» Written request:
Images are not part of the copy; transcribe all the data exactly.
━━ Input data ━━
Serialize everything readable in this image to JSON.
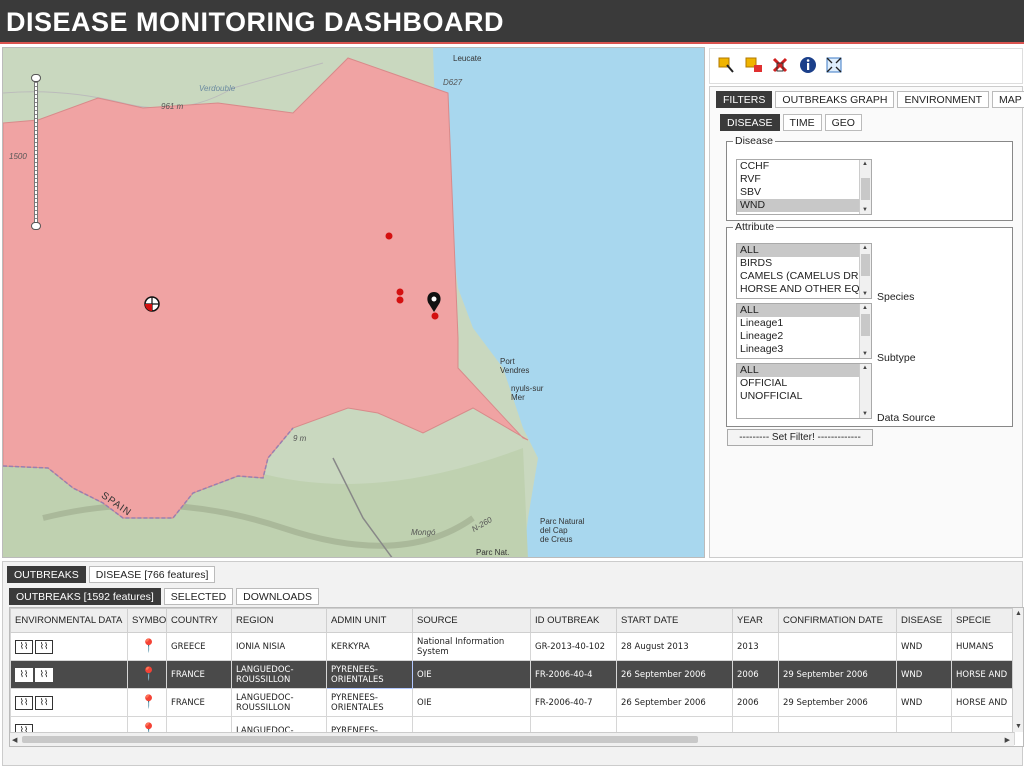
{
  "app": {
    "title": "DISEASE MONITORING DASHBOARD"
  },
  "map": {
    "place_labels": {
      "leucate": "Leucate",
      "port_vendres": "Port\nVendres",
      "banyuls": "nyuls-sur\nMer",
      "spain": "SPAIN",
      "cap_creus": "Parc Natural\ndel Cap\nde Creus",
      "parc_nat": "Parc Nat.",
      "elev_961": "961 m",
      "elev_1500": "1500",
      "verdouble": "Verdouble",
      "road_d627": "D627",
      "road_n260": "N-260",
      "mongo": "Mongó",
      "elev_9m": "9 m"
    },
    "zoom_level_fraction": 0.95
  },
  "toolbar": {
    "tools": [
      {
        "name": "select-tool-icon",
        "glyph": "⬚"
      },
      {
        "name": "clear-selection-icon",
        "glyph": "▣"
      },
      {
        "name": "remove-icon",
        "glyph": "✘"
      },
      {
        "name": "info-icon",
        "glyph": "ℹ"
      },
      {
        "name": "zoom-extent-icon",
        "glyph": "⤧"
      }
    ]
  },
  "panel": {
    "main_tabs": [
      "FILTERS",
      "OUTBREAKS GRAPH",
      "ENVIRONMENT",
      "MAP"
    ],
    "sub_tabs": [
      "DISEASE",
      "TIME",
      "GEO"
    ],
    "disease_legend": "Disease",
    "disease_options": [
      "CCHF",
      "RVF",
      "SBV",
      "WND"
    ],
    "attribute_legend": "Attribute",
    "species_options": [
      "ALL",
      "BIRDS",
      "CAMELS (CAMELUS DR",
      "HORSE AND OTHER EQ"
    ],
    "species_label": "Species",
    "subtype_options": [
      "ALL",
      "Lineage1",
      "Lineage2",
      "Lineage3"
    ],
    "subtype_label": "Subtype",
    "source_options": [
      "ALL",
      "OFFICIAL",
      "UNOFFICIAL"
    ],
    "source_label": "Data Source",
    "set_filter_label": "--------- Set Filter! -------------"
  },
  "bottom": {
    "tabs": [
      "OUTBREAKS",
      "DISEASE [766 features]"
    ],
    "sub_tabs": [
      "OUTBREAKS [1592 features]",
      "SELECTED",
      "DOWNLOADS"
    ],
    "columns": [
      "ENVIRONMENTAL DATA",
      "SYMBOL",
      "COUNTRY",
      "REGION",
      "ADMIN UNIT",
      "SOURCE",
      "ID OUTBREAK",
      "START DATE",
      "YEAR",
      "CONFIRMATION DATE",
      "DISEASE",
      "SPECIE"
    ],
    "rows": [
      {
        "country": "GREECE",
        "region": "IONIA NISIA",
        "admin": "KERKYRA",
        "source": "National Information System",
        "id": "GR-2013-40-102",
        "start": "28 August 2013",
        "year": "2013",
        "confirm": "",
        "disease": "WND",
        "specie": "HUMANS"
      },
      {
        "country": "FRANCE",
        "region": "LANGUEDOC-ROUSSILLON",
        "admin": "PYRENEES-ORIENTALES",
        "source": "OIE",
        "id": "FR-2006-40-4",
        "start": "26 September 2006",
        "year": "2006",
        "confirm": "29 September 2006",
        "disease": "WND",
        "specie": "HORSE AND"
      },
      {
        "country": "FRANCE",
        "region": "LANGUEDOC-ROUSSILLON",
        "admin": "PYRENEES-ORIENTALES",
        "source": "OIE",
        "id": "FR-2006-40-7",
        "start": "26 September 2006",
        "year": "2006",
        "confirm": "29 September 2006",
        "disease": "WND",
        "specie": "HORSE AND"
      },
      {
        "country": "",
        "region": "LANGUEDOC-",
        "admin": "PYRENEES-",
        "source": "",
        "id": "",
        "start": "",
        "year": "",
        "confirm": "",
        "disease": "",
        "specie": ""
      }
    ],
    "selected_row_index": 1
  }
}
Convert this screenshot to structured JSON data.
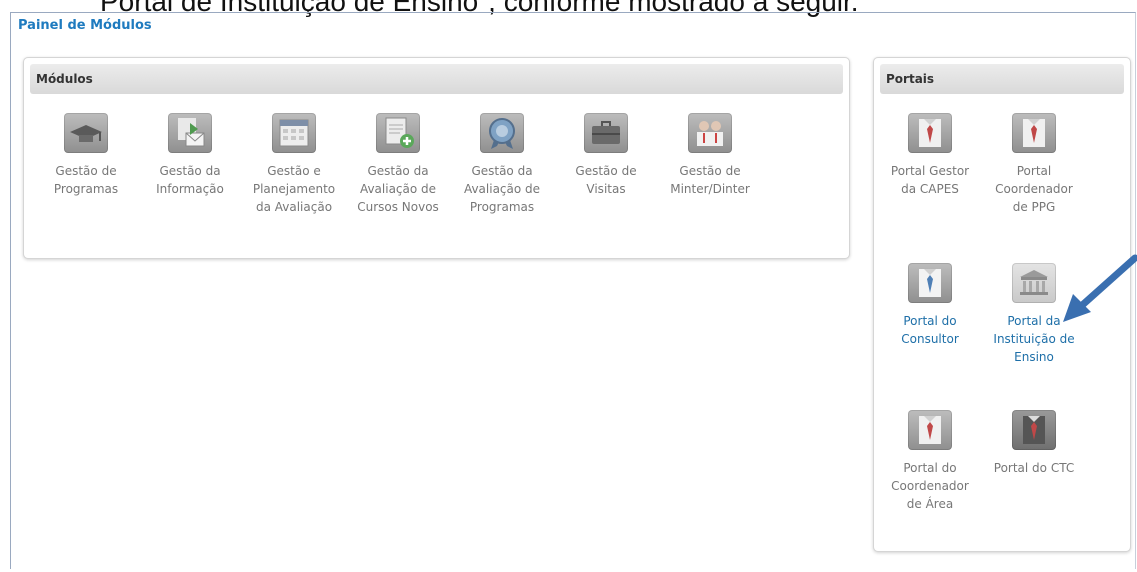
{
  "caption": "Portal de Instituição de Ensino\", conforme mostrado a seguir.",
  "panel_title": "Painel de Módulos",
  "modules": {
    "header": "Módulos",
    "items": [
      {
        "label": "Gestão de\nProgramas",
        "icon": "graduation-cap-icon"
      },
      {
        "label": "Gestão da\nInformação",
        "icon": "document-mail-icon"
      },
      {
        "label": "Gestão e\nPlanejamento\nda Avaliação",
        "icon": "calendar-icon"
      },
      {
        "label": "Gestão da\nAvaliação de\nCursos Novos",
        "icon": "document-add-icon"
      },
      {
        "label": "Gestão da\nAvaliação de\nProgramas",
        "icon": "seal-icon"
      },
      {
        "label": "Gestão de\nVisitas",
        "icon": "briefcase-icon"
      },
      {
        "label": "Gestão de\nMinter/Dinter",
        "icon": "people-icon"
      }
    ]
  },
  "portals": {
    "header": "Portais",
    "items": [
      {
        "label": "Portal Gestor\nda CAPES",
        "icon": "shirt-tie-icon"
      },
      {
        "label": "Portal\nCoordenador\nde PPG",
        "icon": "shirt-tie-icon"
      },
      {
        "label": "Portal do\nConsultor",
        "icon": "shirt-tie-blue-icon"
      },
      {
        "label": "Portal da\nInstituição de\nEnsino",
        "icon": "building-icon"
      },
      {
        "label": "Portal do\nCoordenador\nde Área",
        "icon": "shirt-tie-icon"
      },
      {
        "label": "Portal do CTC",
        "icon": "shirt-tie-dark-icon"
      }
    ]
  },
  "colors": {
    "title": "#1f7bbf",
    "link": "#1e6fa8",
    "arrow": "#3a6fb0"
  }
}
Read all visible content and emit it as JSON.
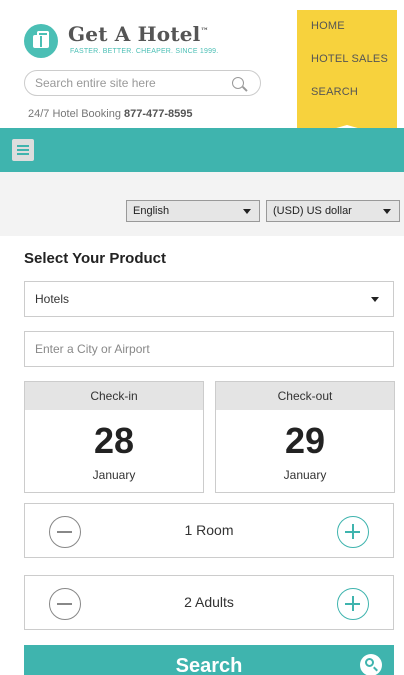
{
  "header": {
    "logo_title": "Get A Hotel",
    "logo_tm": "™",
    "tagline": "FASTER. BETTER. CHEAPER. SINCE 1999.",
    "search_placeholder": "Search entire site here",
    "phone_label": "24/7 Hotel Booking",
    "phone_number": "877-477-8595"
  },
  "nav": {
    "items": [
      {
        "label": "HOME"
      },
      {
        "label": "HOTEL SALES"
      },
      {
        "label": "SEARCH"
      }
    ]
  },
  "locale": {
    "language": "English",
    "currency": "(USD) US dollar"
  },
  "product": {
    "title": "Select Your Product",
    "selected": "Hotels",
    "city_placeholder": "Enter a City or Airport"
  },
  "dates": {
    "checkin": {
      "label": "Check-in",
      "day": "28",
      "month": "January"
    },
    "checkout": {
      "label": "Check-out",
      "day": "29",
      "month": "January"
    }
  },
  "rooms": {
    "label": "1 Room"
  },
  "adults": {
    "label": "2 Adults"
  },
  "search_button": {
    "label": "Search"
  },
  "colors": {
    "accent": "#3fb4ae",
    "banner": "#f7d23d"
  }
}
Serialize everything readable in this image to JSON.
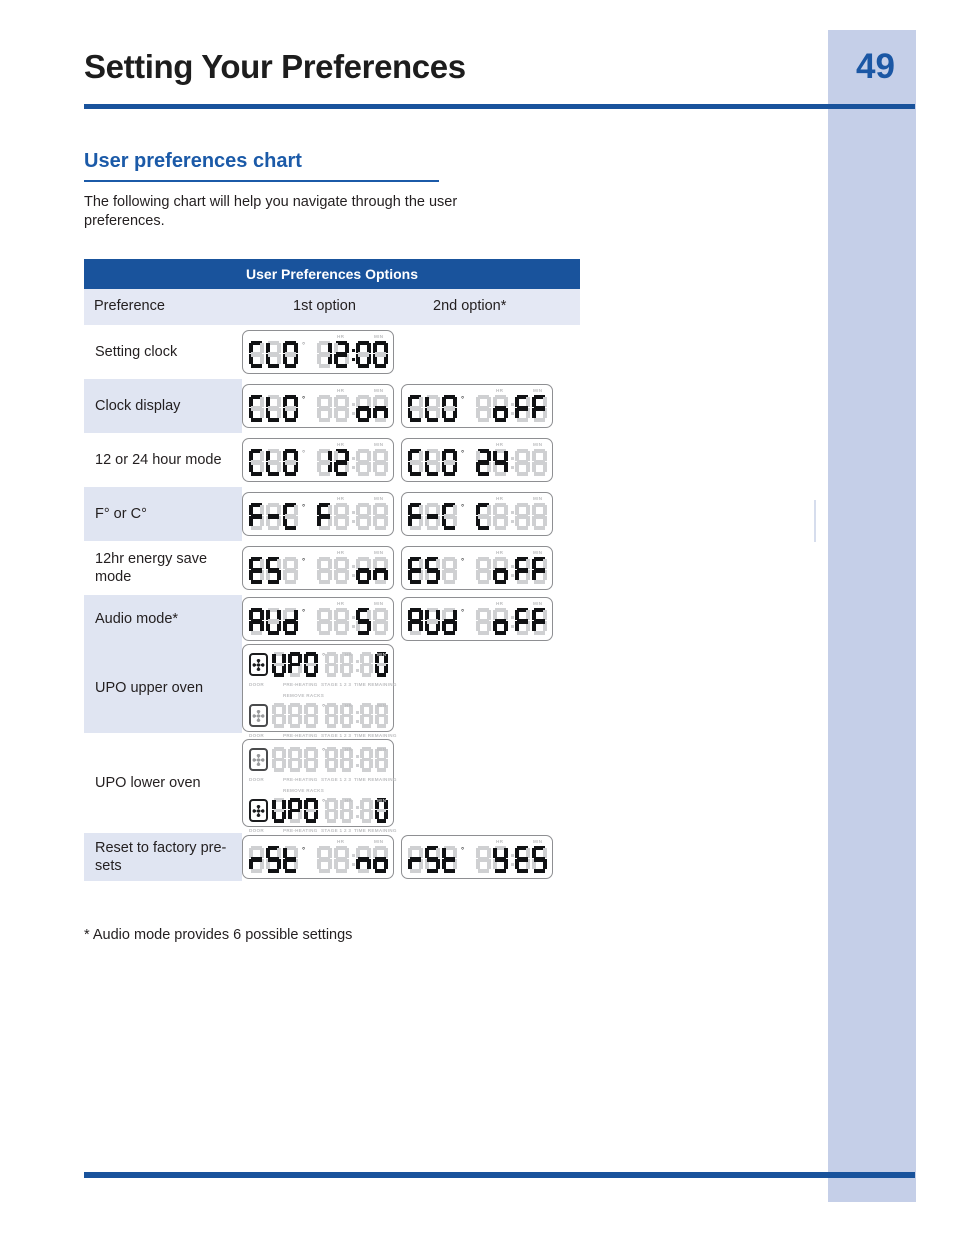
━━━
» Task result:
Serialize everything readable in this image to JSON.
{
  "app": {
    "title": "DISEASE MONITORING DASHBOARD"
  },
  "map": {
    "place_labels": {
      "leucate": "Leucate",
      "port_vendres": "Port\nVendres",
      "banyuls": "nyuls-sur\nMer",
      "spain": "SPAIN",
      "cap_creus": "Parc Natural\ndel Cap\nde Creus",
      "parc_nat": "Parc Nat.",
      "elev_961": "961 m",
      "elev_1500": "1500",
      "verdouble": "Verdouble",
      "road_d627": "D627",
      "road_n260": "N-260",
      "mongo": "Mongó",
      "elev_9m": "9 m"
    },
    "zoom_level_fraction": 0.95
  },
  "toolbar": {
    "tools": [
      {
        "name": "select-tool-icon",
        "glyph": "⬚"
      },
      {
        "name": "clear-selection-icon",
        "glyph": "▣"
      },
      {
        "name": "remove-icon",
        "glyph": "✘"
      },
      {
        "name": "info-icon",
        "glyph": "ℹ"
      },
      {
        "name": "zoom-extent-icon",
        "glyph": "⤧"
      }
    ]
  },
  "panel": {
    "main_tabs": [
      "FILTERS",
      "OUTBREAKS GRAPH",
      "ENVIRONMENT",
      "MAP"
    ],
    "sub_tabs": [
      "DISEASE",
      "TIME",
      "GEO"
    ],
    "disease_legend": "Disease",
    "disease_options": [
      "CCHF",
      "RVF",
      "SBV",
      "WND"
    ],
    "attribute_legend": "Attribute",
    "species_options": [
      "ALL",
      "BIRDS",
      "CAMELS (CAMELUS DR",
      "HORSE AND OTHER EQ"
    ],
    "species_label": "Species",
    "subtype_options": [
      "ALL",
      "Lineage1",
      "Lineage2",
      "Lineage3"
    ],
    "subtype_label": "Subtype",
    "source_options": [
      "ALL",
      "OFFICIAL",
      "UNOFFICIAL"
    ],
    "source_label": "Data Source",
    "set_filter_label": "--------- Set Filter! -------------"
  },
  "bottom": {
    "tabs": [
      "OUTBREAKS",
      "DISEASE [766 features]"
    ],
    "sub_tabs": [
      "OUTBREAKS [1592 features]",
      "SELECTED",
      "DOWNLOADS"
    ],
    "columns": [
      "ENVIRONMENTAL DATA",
      "SYMBOL",
      "COUNTRY",
      "REGION",
      "ADMIN UNIT",
      "SOURCE",
      "ID OUTBREAK",
      "START DATE",
      "YEAR",
      "CONFIRMATION DATE",
      "DISEASE",
      "SPECIE"
    ],
    "rows": [
      {
        "country": "GREECE",
        "region": "IONIA NISIA",
        "admin": "KERKYRA",
        "source": "National Information System",
        "id": "GR-2013-40-102",
        "start": "28 August 2013",
        "year": "2013",
        "confirm": "",
        "disease": "WND",
        "specie": "HUMANS"
      },
      {
        "country": "FRANCE",
        "region": "LANGUEDOC-ROUSSILLON",
        "admin": "PYRENEES-ORIENTALES",
        "source": "OIE",
        "id": "FR-2006-40-4",
        "start": "26 September 2006",
        "year": "2006",
        "confirm": "29 September 2006",
        "disease": "WND",
        "specie": "HORSE AND"
      },
      {
        "country": "FRANCE",
        "region": "LANGUEDOC-ROUSSILLON",
        "admin": "PYRENEES-ORIENTALES",
        "source": "OIE",
        "id": "FR-2006-40-7",
        "start": "26 September 2006",
        "year": "2006",
        "confirm": "29 September 2006",
        "disease": "WND",
        "specie": "HORSE AND"
      },
      {
        "country": "",
        "region": "LANGUEDOC-",
        "admin": "PYRENEES-",
        "source": "",
        "id": "",
        "start": "",
        "year": "",
        "confirm": "",
        "disease": "",
        "specie": ""
      }
    ],
    "selected_row_index": 1
  }
}
Convert this screenshot to structured JSON data.
{
  "caption": "Portal de Instituição de Ensino\", conforme mostrado a seguir.",
  "panel_title": "Painel de Módulos",
  "modules": {
    "header": "Módulos",
    "items": [
      {
        "label": "Gestão de\nProgramas",
        "icon": "graduation-cap-icon"
      },
      {
        "label": "Gestão da\nInformação",
        "icon": "document-mail-icon"
      },
      {
        "label": "Gestão e\nPlanejamento\nda Avaliação",
        "icon": "calendar-icon"
      },
      {
        "label": "Gestão da\nAvaliação de\nCursos Novos",
        "icon": "document-add-icon"
      },
      {
        "label": "Gestão da\nAvaliação de\nProgramas",
        "icon": "seal-icon"
      },
      {
        "label": "Gestão de\nVisitas",
        "icon": "briefcase-icon"
      },
      {
        "label": "Gestão de\nMinter/Dinter",
        "icon": "people-icon"
      }
    ]
  },
  "portals": {
    "header": "Portais",
    "items": [
      {
        "label": "Portal Gestor\nda CAPES",
        "icon": "shirt-tie-icon"
      },
      {
        "label": "Portal\nCoordenador\nde PPG",
        "icon": "shirt-tie-icon"
      },
      {
        "label": "Portal do\nConsultor",
        "icon": "shirt-tie-blue-icon"
      },
      {
        "label": "Portal da\nInstituição de\nEnsino",
        "icon": "building-icon"
      },
      {
        "label": "Portal do\nCoordenador\nde Área",
        "icon": "shirt-tie-icon"
      },
      {
        "label": "Portal do CTC",
        "icon": "shirt-tie-dark-icon"
      }
    ]
  },
  "colors": {
    "title": "#1f7bbf",
    "link": "#1e6fa8",
    "arrow": "#3a6fb0"
  }
}
Read all visible content and emit it as JSON.
{
  "header": {
    "logo_title": "Get A Hotel",
    "logo_tm": "™",
    "tagline": "FASTER. BETTER. CHEAPER. SINCE 1999.",
    "search_placeholder": "Search entire site here",
    "phone_label": "24/7 Hotel Booking",
    "phone_number": "877-477-8595"
  },
  "nav": {
    "items": [
      {
        "label": "HOME"
      },
      {
        "label": "HOTEL SALES"
      },
      {
        "label": "SEARCH"
      }
    ]
  },
  "locale": {
    "language": "English",
    "currency": "(USD) US dollar"
  },
  "product": {
    "title": "Select Your Product",
    "selected": "Hotels",
    "city_placeholder": "Enter a City or Airport"
  },
  "dates": {
    "checkin": {
      "label": "Check-in",
      "day": "28",
      "month": "January"
    },
    "checkout": {
      "label": "Check-out",
      "day": "29",
      "month": "January"
    }
  },
  "rooms": {
    "label": "1 Room"
  },
  "adults": {
    "label": "2 Adults"
  },
  "search_button": {
    "label": "Search"
  },
  "colors": {
    "accent": "#3fb4ae",
    "banner": "#f7d23d"
  }
}
Serialize everything readable in this image to JSON.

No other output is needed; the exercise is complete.